* Start *

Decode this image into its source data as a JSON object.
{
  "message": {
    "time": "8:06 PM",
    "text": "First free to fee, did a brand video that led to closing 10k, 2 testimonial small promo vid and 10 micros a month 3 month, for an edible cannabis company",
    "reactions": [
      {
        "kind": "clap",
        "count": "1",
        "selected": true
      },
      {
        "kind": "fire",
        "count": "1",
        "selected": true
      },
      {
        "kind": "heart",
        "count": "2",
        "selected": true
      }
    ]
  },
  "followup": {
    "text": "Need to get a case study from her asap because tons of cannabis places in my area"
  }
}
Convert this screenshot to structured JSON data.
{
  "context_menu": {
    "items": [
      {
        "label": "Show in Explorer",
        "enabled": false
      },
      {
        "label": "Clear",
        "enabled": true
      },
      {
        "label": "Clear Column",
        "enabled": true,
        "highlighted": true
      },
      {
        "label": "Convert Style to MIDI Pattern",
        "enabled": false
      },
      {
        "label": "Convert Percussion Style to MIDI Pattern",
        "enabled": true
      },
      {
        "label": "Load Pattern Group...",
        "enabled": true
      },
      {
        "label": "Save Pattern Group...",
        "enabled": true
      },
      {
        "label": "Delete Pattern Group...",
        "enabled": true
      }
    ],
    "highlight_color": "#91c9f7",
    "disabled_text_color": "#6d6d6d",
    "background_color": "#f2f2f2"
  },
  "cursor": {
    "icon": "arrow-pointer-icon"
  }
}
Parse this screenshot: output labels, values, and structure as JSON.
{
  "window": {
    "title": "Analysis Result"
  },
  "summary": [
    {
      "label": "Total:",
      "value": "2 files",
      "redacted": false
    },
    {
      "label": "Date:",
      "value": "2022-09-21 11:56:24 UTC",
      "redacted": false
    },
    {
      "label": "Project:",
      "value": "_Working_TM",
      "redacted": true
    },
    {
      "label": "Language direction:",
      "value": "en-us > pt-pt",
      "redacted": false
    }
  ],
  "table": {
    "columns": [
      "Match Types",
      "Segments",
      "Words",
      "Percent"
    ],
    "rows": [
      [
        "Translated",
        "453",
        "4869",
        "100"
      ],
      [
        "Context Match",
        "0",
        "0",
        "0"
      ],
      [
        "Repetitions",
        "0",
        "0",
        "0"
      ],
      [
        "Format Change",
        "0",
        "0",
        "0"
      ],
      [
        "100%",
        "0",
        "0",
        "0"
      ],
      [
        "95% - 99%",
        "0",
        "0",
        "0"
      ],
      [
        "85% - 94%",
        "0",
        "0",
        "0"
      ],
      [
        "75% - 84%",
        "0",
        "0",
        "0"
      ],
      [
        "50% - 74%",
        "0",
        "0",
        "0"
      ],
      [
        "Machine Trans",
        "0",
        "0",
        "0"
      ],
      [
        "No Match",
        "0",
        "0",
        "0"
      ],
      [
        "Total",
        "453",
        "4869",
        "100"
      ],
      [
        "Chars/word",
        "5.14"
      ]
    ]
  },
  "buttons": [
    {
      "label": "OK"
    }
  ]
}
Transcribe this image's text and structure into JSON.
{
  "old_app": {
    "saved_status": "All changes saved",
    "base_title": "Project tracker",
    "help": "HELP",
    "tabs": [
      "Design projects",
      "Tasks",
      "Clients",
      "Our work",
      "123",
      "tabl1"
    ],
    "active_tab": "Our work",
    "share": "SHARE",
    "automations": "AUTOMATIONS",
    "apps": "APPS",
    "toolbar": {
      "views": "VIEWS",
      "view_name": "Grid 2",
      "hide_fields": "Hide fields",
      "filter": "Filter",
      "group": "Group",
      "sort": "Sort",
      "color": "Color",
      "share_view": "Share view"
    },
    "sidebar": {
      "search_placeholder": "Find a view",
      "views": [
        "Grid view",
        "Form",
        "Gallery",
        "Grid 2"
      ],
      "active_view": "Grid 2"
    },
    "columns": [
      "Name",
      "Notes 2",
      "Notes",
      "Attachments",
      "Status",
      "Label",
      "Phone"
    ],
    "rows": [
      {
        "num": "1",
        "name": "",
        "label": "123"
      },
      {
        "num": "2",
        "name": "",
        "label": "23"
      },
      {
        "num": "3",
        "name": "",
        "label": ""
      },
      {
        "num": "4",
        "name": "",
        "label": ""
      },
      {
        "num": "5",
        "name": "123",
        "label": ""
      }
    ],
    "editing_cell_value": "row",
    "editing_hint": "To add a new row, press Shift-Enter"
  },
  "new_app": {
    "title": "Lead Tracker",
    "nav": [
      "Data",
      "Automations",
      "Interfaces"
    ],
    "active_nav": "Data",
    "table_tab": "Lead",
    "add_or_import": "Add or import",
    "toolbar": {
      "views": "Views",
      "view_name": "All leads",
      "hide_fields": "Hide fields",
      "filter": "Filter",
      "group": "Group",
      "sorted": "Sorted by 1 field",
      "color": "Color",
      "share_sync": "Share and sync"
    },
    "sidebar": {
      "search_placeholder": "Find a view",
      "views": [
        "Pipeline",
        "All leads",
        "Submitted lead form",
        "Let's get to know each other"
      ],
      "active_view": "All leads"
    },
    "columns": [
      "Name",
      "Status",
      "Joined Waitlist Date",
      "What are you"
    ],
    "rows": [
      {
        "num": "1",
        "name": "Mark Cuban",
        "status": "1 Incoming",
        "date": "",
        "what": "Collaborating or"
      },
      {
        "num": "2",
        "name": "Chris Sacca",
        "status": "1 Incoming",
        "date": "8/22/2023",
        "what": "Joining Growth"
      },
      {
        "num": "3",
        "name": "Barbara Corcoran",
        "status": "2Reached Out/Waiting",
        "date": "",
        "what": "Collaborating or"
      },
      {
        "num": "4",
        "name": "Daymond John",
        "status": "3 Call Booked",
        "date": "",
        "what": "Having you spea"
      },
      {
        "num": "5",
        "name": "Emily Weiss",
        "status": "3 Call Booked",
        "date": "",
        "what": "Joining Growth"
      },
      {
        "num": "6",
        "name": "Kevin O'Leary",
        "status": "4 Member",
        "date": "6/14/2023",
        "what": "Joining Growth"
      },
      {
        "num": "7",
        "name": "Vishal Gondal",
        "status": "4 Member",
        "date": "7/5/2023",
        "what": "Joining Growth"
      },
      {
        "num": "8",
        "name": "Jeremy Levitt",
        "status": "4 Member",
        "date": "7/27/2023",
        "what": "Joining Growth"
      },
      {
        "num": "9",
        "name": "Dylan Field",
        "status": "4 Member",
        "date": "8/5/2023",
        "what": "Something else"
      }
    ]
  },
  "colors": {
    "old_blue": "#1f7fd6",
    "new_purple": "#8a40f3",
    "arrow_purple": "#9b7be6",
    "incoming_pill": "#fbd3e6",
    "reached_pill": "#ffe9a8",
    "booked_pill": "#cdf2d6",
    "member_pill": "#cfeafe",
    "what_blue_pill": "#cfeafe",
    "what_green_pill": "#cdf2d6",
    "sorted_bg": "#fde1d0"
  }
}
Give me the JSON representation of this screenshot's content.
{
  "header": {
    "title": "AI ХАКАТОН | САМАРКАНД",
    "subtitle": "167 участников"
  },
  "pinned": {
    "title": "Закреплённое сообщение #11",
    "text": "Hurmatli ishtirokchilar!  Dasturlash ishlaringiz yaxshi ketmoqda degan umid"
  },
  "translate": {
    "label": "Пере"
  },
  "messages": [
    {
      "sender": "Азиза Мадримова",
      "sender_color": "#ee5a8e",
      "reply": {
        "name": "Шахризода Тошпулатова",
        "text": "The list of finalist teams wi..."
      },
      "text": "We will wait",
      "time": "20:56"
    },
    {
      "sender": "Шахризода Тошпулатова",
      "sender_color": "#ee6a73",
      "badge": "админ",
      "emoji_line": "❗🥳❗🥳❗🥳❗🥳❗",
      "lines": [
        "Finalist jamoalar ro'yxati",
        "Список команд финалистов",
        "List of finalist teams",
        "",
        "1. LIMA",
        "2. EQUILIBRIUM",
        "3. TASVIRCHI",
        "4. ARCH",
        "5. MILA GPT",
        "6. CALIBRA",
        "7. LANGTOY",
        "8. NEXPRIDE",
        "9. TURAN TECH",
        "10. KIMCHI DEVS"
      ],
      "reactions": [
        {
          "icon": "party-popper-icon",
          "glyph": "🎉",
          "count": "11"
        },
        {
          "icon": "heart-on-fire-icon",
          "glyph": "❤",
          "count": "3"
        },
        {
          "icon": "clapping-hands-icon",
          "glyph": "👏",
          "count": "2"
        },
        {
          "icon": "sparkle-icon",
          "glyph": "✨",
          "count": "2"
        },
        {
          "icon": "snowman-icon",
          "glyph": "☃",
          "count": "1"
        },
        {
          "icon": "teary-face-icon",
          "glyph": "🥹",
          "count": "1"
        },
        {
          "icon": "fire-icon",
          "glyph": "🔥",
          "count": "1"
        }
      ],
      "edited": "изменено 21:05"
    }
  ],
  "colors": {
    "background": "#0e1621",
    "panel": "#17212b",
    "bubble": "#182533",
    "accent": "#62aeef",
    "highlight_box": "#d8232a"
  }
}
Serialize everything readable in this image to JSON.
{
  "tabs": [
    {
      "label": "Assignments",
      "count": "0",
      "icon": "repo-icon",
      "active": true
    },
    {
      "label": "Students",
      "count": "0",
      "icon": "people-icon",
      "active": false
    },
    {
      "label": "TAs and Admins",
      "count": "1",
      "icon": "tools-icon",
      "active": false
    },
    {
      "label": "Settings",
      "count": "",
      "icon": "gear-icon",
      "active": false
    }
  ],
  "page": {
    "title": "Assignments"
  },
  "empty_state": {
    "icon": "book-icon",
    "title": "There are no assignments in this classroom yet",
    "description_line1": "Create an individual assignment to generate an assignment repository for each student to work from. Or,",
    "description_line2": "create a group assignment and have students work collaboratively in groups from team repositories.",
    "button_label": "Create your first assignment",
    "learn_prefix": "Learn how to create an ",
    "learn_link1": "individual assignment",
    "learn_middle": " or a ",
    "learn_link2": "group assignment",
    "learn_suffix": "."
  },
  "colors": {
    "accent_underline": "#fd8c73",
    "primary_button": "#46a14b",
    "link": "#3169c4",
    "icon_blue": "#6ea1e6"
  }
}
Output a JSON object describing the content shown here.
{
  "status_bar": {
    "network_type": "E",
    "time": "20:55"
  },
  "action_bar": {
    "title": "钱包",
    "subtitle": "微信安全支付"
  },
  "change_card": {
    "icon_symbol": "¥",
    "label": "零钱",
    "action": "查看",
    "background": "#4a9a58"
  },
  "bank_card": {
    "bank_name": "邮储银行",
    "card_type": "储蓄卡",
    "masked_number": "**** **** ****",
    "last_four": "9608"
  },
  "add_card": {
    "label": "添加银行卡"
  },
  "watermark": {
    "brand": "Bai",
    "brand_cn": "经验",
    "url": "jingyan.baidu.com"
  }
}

* End *

> [WHAT YOU HAVE TO DO]: Starting at the line that contains "Output a JSON", output each remaining line of the listing, the last line included, exactly as it appears.

> [OUTPUT BELOW]:
Output a JSON object describing the content shown here.
{
  "status_bar": {
    "network_type": "E",
    "time": "20:55"
  },
  "action_bar": {
    "title": "钱包",
    "subtitle": "微信安全支付"
  },
  "change_card": {
    "icon_symbol": "¥",
    "label": "零钱",
    "action": "查看",
    "background": "#4a9a58"
  },
  "bank_card": {
    "bank_name": "邮储银行",
    "card_type": "储蓄卡",
    "masked_number": "**** **** ****",
    "last_four": "9608"
  },
  "add_card": {
    "label": "添加银行卡"
  },
  "watermark": {
    "brand": "Bai",
    "brand_cn": "经验",
    "url": "jingyan.baidu.com"
  }
}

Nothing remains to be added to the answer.